**TRAVAIL DEMANDÉ**
1: Répondez aux questions suivantes à partir de l'extrait sur les contrats informatiques d'Hydro-Québec :
(a) Quel parti a fait adopter la motion à l'Assemblée nationale, et à quelle date ?
(b) Combien de contrats d'informatique ont dépassé le budget prévu ?
(c) À combien s'élèvent, en moyenne, les excédents ?
2: Recopiez fidèlement le passage de l'extrait sur les contrats informatiques d'Hydro-Québec, en commençant à « C'est ce qui » et en terminant à « moyenne de 106%. ».

**EXTRAIT FOURNI**
━━━━
Depuis l'an 2000, Hydro-Québec a accordé des contrats d'informatique qui ont coûté près de 1 milliard de dollars. Près de 40% d'entre eux ont dépassé les budgets prévus, ce qui, «en moyenne», a fait doubler la facture attendue.

C'est ce qui se dégage d'une longue compilation de l'ensemble des contrats adjugés par la société d'État depuis le début de la décennie. Hydro-Québec a remis tous ces documents à la suite d'une motion en ce sens qu'avait fait adopter le Parti québécois à l'Assemblée nationale, en septembre 2010. Soumis dans l'ordre chronologique, les engagements prennent une couleur différente une fois répartis par secteur d'activité.

Pour l'informatique, 2011 contrats totalisent des engagements de 990 millions de dollars. Mais 761 contrats, soit 38%, ont dépassé le budget prévu. D'une valeur initiale de 369 millions au total, ils ont nécessité 391 millions de financement supplémentaire pour être réalisés. Quand un projet dépasse ses budgets du double, à Hydro-Québec, il est simplement «dans la moyenne» puisque les excédents sont en moyenne de 106%.
━━━━
**DONNÉES AFFICHÉES**
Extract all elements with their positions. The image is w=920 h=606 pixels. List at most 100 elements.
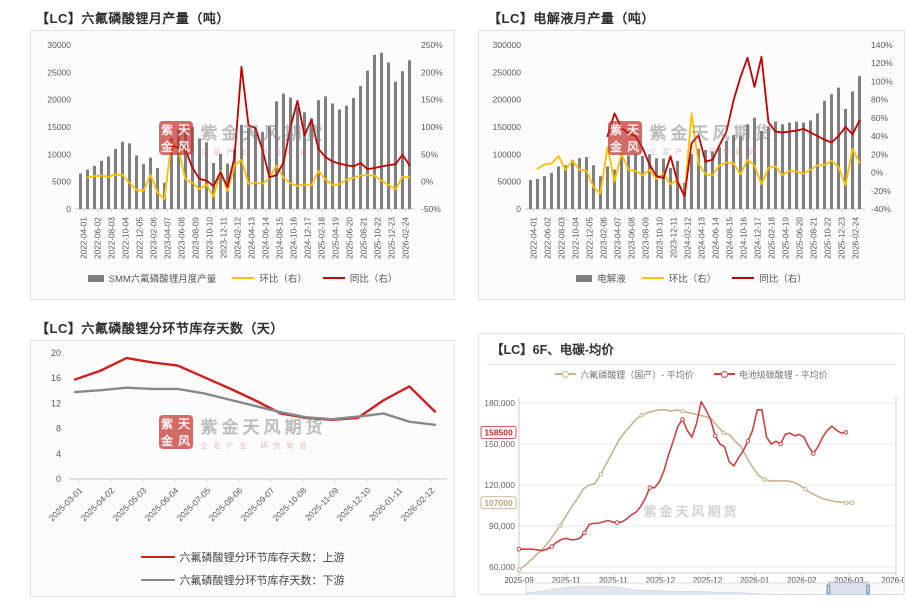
prices-chart-title: 【LC】6F、电碳-均价	[491, 343, 614, 357]
svg-text:0: 0	[56, 474, 61, 484]
svg-text:2025-12: 2025-12	[693, 576, 723, 585]
svg-text:100%: 100%	[421, 122, 443, 132]
svg-text:2023-02-06: 2023-02-06	[600, 217, 609, 259]
bar	[718, 147, 721, 209]
title-separator	[487, 364, 896, 365]
svg-text:60%: 60%	[871, 113, 888, 123]
bar	[233, 149, 236, 209]
page-title: 【LC】六氟磷酸锂月产量（吨）	[36, 11, 230, 26]
svg-text:2022-08-03: 2022-08-03	[558, 217, 567, 259]
legend-label: 电池级碳酸锂 - 平均价	[738, 369, 828, 380]
electrolyte-chart-title: 【LC】电解液月产量（吨）	[488, 11, 655, 26]
bar	[725, 140, 728, 209]
bar	[711, 151, 714, 209]
svg-text:2025-02-18: 2025-02-18	[768, 217, 777, 259]
svg-text:50000: 50000	[497, 177, 521, 187]
bar	[331, 103, 334, 209]
line-circle-marker	[555, 370, 577, 378]
bars-series	[529, 76, 861, 209]
bar	[114, 148, 117, 209]
bar	[543, 176, 546, 209]
bar	[620, 157, 623, 209]
svg-text:107000: 107000	[484, 498, 513, 508]
bar	[634, 154, 637, 209]
svg-text:40%: 40%	[871, 131, 888, 141]
bar	[254, 128, 257, 209]
data-point-marker	[516, 546, 522, 552]
bar	[261, 131, 264, 209]
legend-label: 环比（右）	[259, 274, 307, 285]
bar	[184, 125, 187, 209]
bar	[289, 97, 292, 209]
legend-item[interactable]: 电池级碳酸锂 - 平均价	[713, 368, 828, 381]
legend-item: 环比（右）	[641, 271, 716, 285]
bar	[373, 54, 376, 210]
svg-text:50%: 50%	[421, 149, 438, 159]
data-point-marker	[745, 438, 751, 444]
bar	[648, 154, 651, 209]
legend-label: 电解液	[597, 274, 626, 285]
data-point-marker	[849, 500, 855, 506]
svg-text:30000: 30000	[47, 40, 71, 50]
bar	[177, 128, 180, 209]
data-point-marker	[712, 433, 718, 439]
svg-text:8: 8	[56, 424, 61, 434]
svg-text:2025-11: 2025-11	[552, 576, 581, 585]
legend-item: 六氟磷酸锂分环节库存天数：下游	[140, 572, 345, 588]
svg-text:2025-12: 2025-12	[646, 576, 676, 585]
legend-item[interactable]: 六氟磷酸锂（国产）- 平均价	[555, 368, 694, 381]
svg-text:5000: 5000	[52, 177, 71, 187]
legend-label: 六氟磷酸锂分环节库存天数：上游	[179, 552, 345, 564]
prices-chart-panel: 【LC】6F、电碳-均价 六氟磷酸锂（国产）- 平均价 电池级碳酸锂 - 平均价 …	[478, 333, 905, 595]
svg-text:2025-06-20: 2025-06-20	[346, 217, 355, 259]
svg-text:2024-02-12: 2024-02-12	[684, 217, 693, 259]
svg-text:2024-12-17: 2024-12-17	[304, 217, 313, 259]
svg-text:150000: 150000	[493, 122, 522, 132]
last-value-label-box	[480, 496, 517, 510]
svg-text:2022-04-01: 2022-04-01	[80, 217, 89, 259]
svg-text:-20%: -20%	[871, 186, 891, 196]
svg-text:2023-04-07: 2023-04-07	[164, 217, 173, 259]
svg-text:2022-04-01: 2022-04-01	[530, 217, 539, 259]
prices-chart: 180,000 150,000 120,000 90,000 60,000 2025-09…	[480, 397, 904, 595]
bar	[345, 105, 348, 209]
prices-chart-legend: 六氟磷酸锂（国产）- 平均价 电池级碳酸锂 - 平均价	[479, 365, 904, 383]
bar	[662, 158, 665, 209]
svg-text:150,000: 150,000	[484, 439, 515, 449]
svg-text:2022-08-03: 2022-08-03	[108, 217, 117, 259]
bar	[310, 118, 313, 209]
bar	[275, 101, 278, 209]
legend-label: 同比（右）	[349, 274, 398, 285]
svg-text:100000: 100000	[493, 149, 522, 159]
electrolyte-chart-legend: 电解液 环比（右） 同比（右）	[479, 271, 904, 285]
data-point-marker	[549, 544, 554, 549]
svg-text:2023-10-10: 2023-10-10	[206, 217, 215, 259]
bar	[669, 168, 672, 209]
legend-item: 六氟磷酸锂分环节库存天数：上游	[140, 549, 345, 565]
svg-text:0: 0	[66, 204, 71, 214]
svg-text:2022-06-02: 2022-06-02	[544, 217, 553, 259]
bar	[366, 70, 369, 209]
svg-text:0: 0	[516, 204, 521, 214]
bar	[816, 113, 819, 209]
svg-text:300000: 300000	[493, 40, 522, 50]
svg-text:-40%: -40%	[871, 204, 891, 214]
svg-text:2025-12-23: 2025-12-23	[838, 217, 847, 259]
bar	[128, 143, 131, 209]
bar	[732, 135, 735, 209]
data-point-marker	[598, 471, 604, 477]
yoy-line	[163, 65, 411, 189]
legend-label: 六氟磷酸锂分环节库存天数：下游	[179, 575, 345, 587]
mom-line	[536, 112, 861, 198]
svg-text:0%: 0%	[421, 177, 434, 187]
svg-text:2024-08-15: 2024-08-15	[276, 217, 285, 259]
bar	[380, 52, 383, 209]
svg-text:200000: 200000	[493, 95, 522, 105]
svg-text:2026-01: 2026-01	[740, 576, 770, 585]
legend-item: SMM六氟磷酸锂月度产量	[87, 271, 216, 285]
bar	[809, 120, 812, 209]
svg-text:120,000: 120,000	[484, 480, 515, 490]
datazoom-selection[interactable]	[828, 581, 869, 595]
svg-text:120%: 120%	[871, 58, 893, 68]
svg-text:200%: 200%	[421, 67, 443, 77]
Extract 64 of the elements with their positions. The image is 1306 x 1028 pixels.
━━━━
**RÉPONSES**
1:
(a) Le Parti québécois, en septembre 2010.
(b) 761 contrats, soit 38 %.
(c) 106 %.

2:
C'est ce qui se dégage d'une longue compilation de l'ensemble des contrats adjugés par la société d'État depuis le début de la décennie. Hydro-Québec a remis tous ces documents à la suite d'une motion en ce sens qu'avait fait adopter le Parti québécois à l'Assemblée nationale, en septembre 2010. Soumis dans l'ordre chronologique, les engagements prennent une couleur différente une fois répartis par secteur d'activité.

Pour l'informatique, 2011 contrats totalisent des engagements de 990 millions de dollars. Mais 761 contrats, soit 38%, ont dépassé le budget prévu. D'une valeur initiale de 369 millions au total, ils ont nécessité 391 millions de financement supplémentaire pour être réalisés. Quand un projet dépasse ses budgets du double, à Hydro-Québec, il est simplement «dans la moyenne» puisque les excédents sont en moyenne de 106%.